>> START

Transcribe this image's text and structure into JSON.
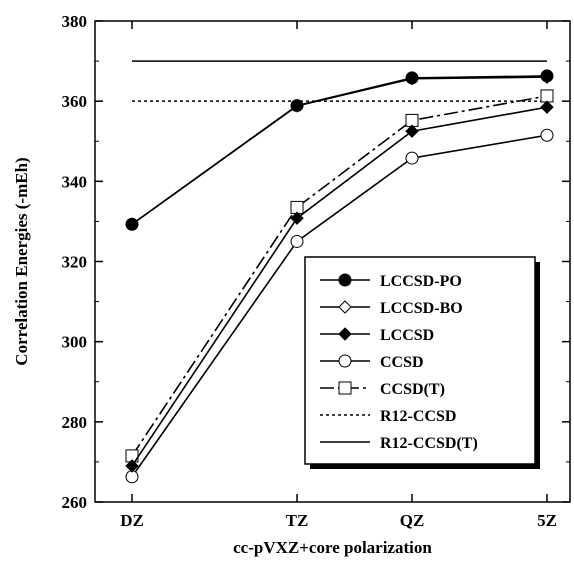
{
  "chart_data": {
    "type": "line",
    "categories": [
      "DZ",
      "TZ",
      "QZ",
      "5Z"
    ],
    "xlabel": "cc-pVXZ+core polarization",
    "ylabel": "Correlation Energies (-mEh)",
    "ylim": [
      260,
      380
    ],
    "yticks": [
      260,
      280,
      300,
      320,
      340,
      360,
      380
    ],
    "grid": false,
    "legend_position": "bottom-right",
    "series": [
      {
        "name": "LCCSD-PO",
        "marker": "filled-circle",
        "dash": "solid",
        "values": [
          329.3,
          358.9,
          365.8,
          366.3
        ]
      },
      {
        "name": "LCCSD-BO",
        "marker": "open-diamond",
        "dash": "solid",
        "values": [
          329.3,
          358.8,
          365.6,
          366.0
        ]
      },
      {
        "name": "LCCSD",
        "marker": "filled-diamond",
        "dash": "solid",
        "values": [
          269.0,
          330.8,
          352.5,
          358.5
        ]
      },
      {
        "name": "CCSD",
        "marker": "open-circle",
        "dash": "solid",
        "values": [
          266.3,
          325.0,
          345.8,
          351.5
        ]
      },
      {
        "name": "CCSD(T)",
        "marker": "open-square",
        "dash": "dashdot",
        "values": [
          271.5,
          333.5,
          355.2,
          361.3
        ]
      },
      {
        "name": "R12-CCSD",
        "marker": "none",
        "dash": "dotted",
        "constant": 360.0
      },
      {
        "name": "R12-CCSD(T)",
        "marker": "none",
        "dash": "solid",
        "constant": 370.0
      }
    ]
  }
}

>> END

Directions for this task → Gather each line from the entries above that includes the word "filled".

Finished task →
        "marker": "filled-circle",
        "marker": "filled-diamond",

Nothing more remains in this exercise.